YOUR OBJECTIVE: For the listing below, give the number of lines in which "масса" occurs. Add nothing.

DATA PROVIDED:
· · ·

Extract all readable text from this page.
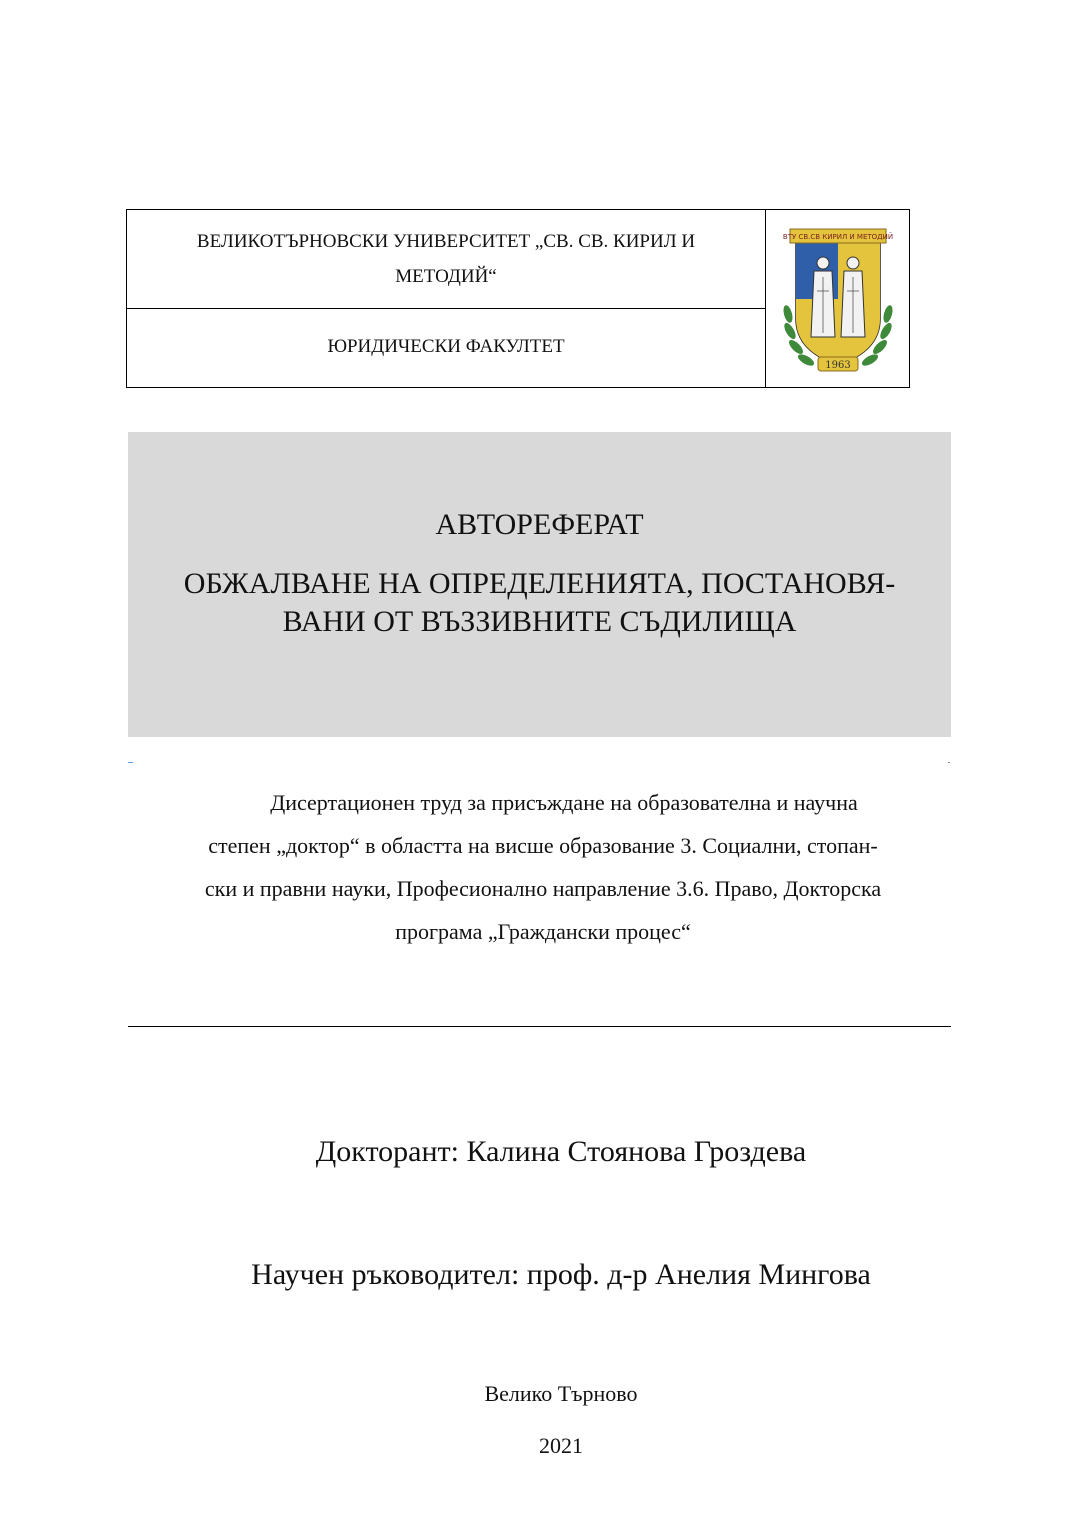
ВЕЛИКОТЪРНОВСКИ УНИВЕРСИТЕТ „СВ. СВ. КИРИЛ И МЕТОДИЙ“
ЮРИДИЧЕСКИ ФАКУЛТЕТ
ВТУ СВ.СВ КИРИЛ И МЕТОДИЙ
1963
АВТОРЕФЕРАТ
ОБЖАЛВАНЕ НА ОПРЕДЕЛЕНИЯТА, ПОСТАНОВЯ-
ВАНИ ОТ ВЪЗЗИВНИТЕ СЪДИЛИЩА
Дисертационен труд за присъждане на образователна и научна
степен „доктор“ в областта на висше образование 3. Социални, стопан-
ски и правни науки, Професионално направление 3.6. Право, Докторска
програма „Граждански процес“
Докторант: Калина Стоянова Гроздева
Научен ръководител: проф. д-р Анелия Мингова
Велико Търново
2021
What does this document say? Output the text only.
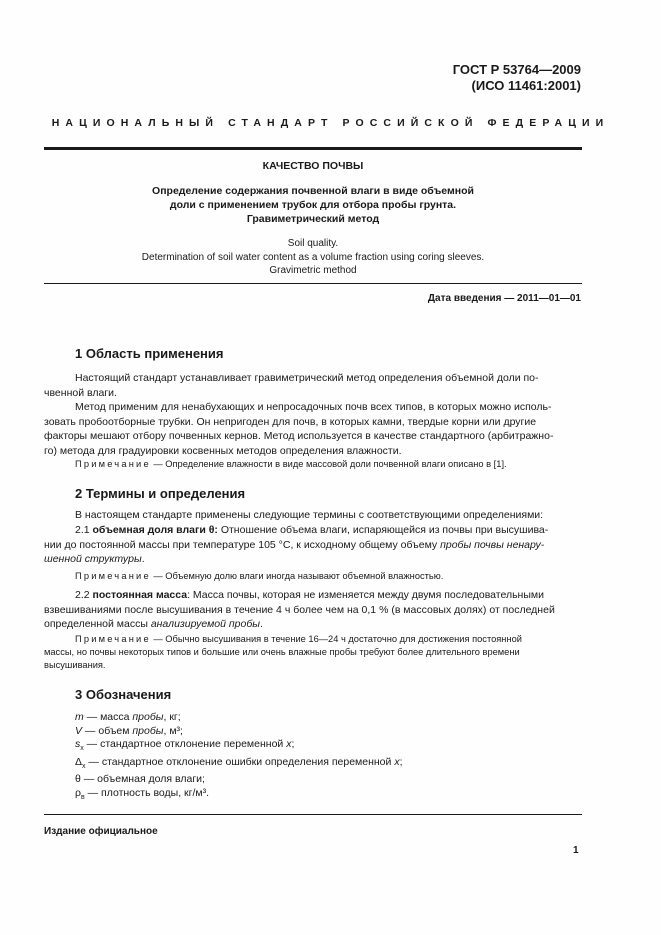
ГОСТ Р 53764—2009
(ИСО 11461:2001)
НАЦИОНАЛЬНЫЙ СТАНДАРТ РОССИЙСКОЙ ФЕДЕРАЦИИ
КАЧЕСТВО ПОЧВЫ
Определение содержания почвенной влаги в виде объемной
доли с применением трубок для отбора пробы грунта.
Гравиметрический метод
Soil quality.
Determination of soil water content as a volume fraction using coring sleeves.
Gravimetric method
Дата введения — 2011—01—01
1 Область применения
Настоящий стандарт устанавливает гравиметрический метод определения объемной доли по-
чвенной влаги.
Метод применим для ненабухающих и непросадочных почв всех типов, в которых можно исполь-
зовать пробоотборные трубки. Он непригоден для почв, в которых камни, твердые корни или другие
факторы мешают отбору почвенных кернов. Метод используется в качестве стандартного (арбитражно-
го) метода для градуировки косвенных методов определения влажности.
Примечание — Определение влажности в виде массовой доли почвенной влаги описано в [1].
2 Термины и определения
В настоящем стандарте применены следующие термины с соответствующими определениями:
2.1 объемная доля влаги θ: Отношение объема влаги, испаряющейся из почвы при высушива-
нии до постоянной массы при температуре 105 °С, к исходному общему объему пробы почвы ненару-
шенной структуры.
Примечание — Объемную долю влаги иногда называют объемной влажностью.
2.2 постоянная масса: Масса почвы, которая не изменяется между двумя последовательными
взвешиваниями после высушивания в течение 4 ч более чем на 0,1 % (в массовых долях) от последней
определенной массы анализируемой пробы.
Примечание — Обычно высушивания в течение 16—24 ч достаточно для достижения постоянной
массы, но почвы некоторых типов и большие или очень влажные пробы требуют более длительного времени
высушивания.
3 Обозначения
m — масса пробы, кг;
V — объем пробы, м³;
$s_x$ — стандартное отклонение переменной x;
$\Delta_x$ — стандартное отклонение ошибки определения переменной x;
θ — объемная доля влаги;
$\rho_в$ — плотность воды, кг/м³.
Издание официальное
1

· · ·

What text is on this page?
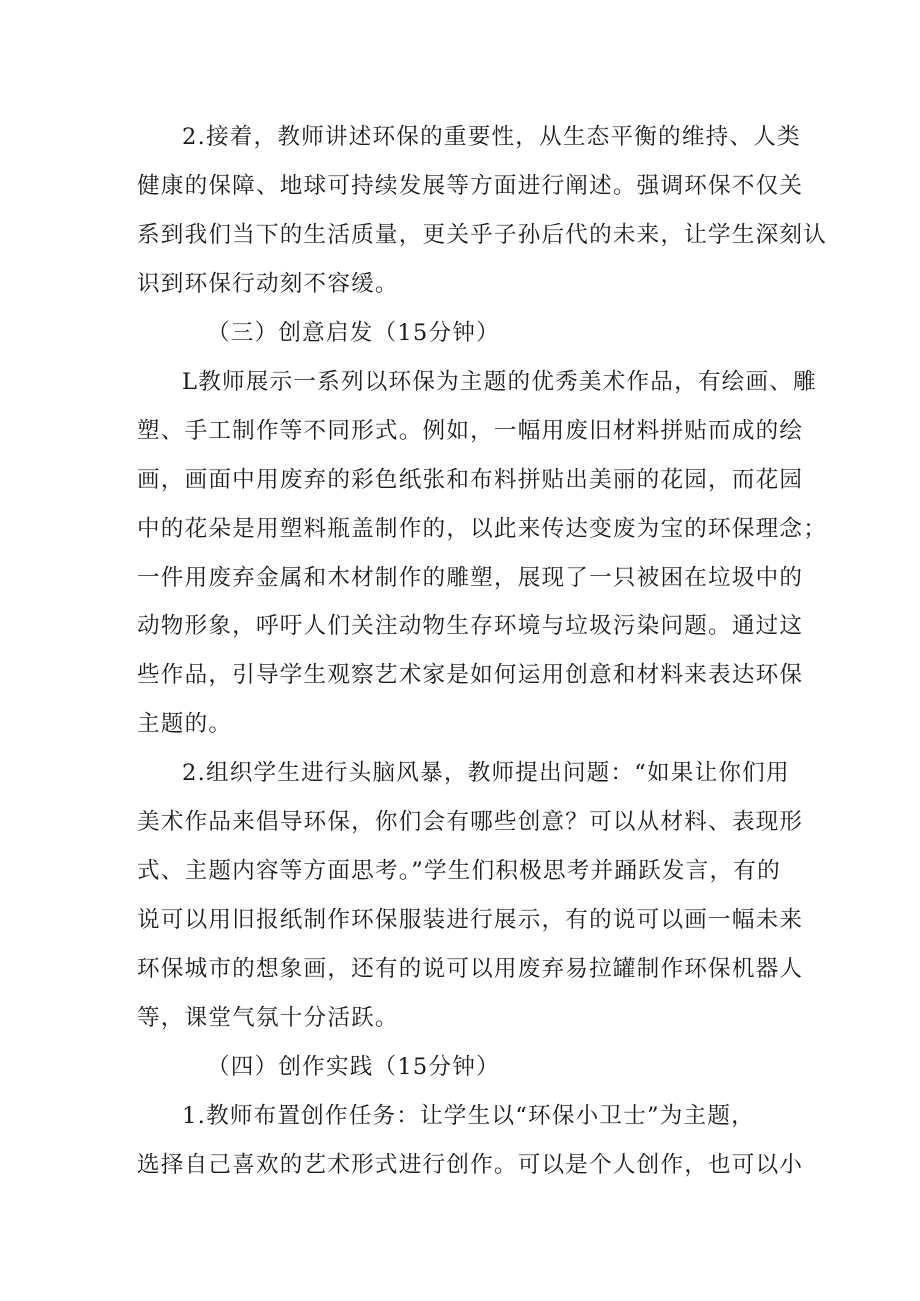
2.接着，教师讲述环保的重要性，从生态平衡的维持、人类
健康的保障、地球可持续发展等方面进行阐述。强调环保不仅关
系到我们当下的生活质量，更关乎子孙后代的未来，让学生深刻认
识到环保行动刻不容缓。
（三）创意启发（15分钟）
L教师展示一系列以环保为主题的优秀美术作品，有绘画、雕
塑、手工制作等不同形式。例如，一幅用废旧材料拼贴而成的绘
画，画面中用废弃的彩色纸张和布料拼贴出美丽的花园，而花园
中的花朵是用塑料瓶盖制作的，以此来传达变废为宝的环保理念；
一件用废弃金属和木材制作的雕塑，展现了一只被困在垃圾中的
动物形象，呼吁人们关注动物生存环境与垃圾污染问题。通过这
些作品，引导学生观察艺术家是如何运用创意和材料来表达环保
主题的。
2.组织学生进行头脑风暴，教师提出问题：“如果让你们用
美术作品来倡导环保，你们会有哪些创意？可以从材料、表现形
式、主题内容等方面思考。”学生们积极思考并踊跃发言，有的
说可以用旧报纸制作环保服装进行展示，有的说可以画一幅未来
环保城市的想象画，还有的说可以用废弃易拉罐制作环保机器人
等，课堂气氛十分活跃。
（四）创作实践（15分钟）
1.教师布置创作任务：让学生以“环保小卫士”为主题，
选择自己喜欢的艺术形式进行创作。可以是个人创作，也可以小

· · ·

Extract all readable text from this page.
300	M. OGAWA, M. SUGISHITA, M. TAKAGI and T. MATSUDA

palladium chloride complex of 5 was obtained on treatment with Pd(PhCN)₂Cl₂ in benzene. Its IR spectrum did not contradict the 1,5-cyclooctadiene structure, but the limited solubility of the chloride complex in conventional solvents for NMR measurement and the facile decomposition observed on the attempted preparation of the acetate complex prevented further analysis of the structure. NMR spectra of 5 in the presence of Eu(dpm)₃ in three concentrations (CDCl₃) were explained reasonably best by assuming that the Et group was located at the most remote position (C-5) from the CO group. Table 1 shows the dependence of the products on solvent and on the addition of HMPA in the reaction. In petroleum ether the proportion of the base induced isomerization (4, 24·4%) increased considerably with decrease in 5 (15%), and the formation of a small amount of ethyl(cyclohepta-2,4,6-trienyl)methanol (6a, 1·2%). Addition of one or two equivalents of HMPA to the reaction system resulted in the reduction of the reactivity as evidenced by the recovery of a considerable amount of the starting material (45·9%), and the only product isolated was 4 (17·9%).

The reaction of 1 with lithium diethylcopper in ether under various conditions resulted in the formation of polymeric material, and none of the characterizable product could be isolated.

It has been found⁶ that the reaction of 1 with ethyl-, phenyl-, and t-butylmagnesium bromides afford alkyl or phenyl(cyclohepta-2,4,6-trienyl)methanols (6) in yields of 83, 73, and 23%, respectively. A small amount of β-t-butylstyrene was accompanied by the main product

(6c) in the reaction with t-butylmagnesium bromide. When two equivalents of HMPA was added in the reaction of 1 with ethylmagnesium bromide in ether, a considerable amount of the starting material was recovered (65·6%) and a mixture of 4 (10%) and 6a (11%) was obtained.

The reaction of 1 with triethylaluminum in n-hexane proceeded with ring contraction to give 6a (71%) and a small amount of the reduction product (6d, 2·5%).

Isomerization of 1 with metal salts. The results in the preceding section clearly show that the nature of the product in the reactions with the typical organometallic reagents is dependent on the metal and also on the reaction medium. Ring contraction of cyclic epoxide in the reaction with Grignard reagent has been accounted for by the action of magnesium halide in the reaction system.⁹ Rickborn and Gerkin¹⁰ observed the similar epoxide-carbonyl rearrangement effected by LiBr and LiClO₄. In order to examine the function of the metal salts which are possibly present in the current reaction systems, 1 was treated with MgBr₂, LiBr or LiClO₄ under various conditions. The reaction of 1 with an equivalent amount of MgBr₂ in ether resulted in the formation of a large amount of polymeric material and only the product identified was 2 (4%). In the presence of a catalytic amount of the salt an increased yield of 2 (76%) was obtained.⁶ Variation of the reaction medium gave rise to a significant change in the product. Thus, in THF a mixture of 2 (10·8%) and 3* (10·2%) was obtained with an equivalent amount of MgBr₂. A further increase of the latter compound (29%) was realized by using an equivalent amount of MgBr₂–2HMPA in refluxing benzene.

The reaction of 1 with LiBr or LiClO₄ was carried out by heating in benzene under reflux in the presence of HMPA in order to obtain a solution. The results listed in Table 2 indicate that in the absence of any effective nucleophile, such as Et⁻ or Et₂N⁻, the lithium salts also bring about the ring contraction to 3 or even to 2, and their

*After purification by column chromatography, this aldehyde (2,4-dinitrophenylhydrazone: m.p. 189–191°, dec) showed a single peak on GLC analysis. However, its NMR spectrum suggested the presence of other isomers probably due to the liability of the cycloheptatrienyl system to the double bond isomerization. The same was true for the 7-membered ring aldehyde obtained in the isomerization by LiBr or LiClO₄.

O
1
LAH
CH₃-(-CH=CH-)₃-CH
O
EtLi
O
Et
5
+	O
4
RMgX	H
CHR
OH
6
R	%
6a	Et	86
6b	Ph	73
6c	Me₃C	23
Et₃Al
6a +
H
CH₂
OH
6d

· · ·

ANSWER FOR THE TASK: 2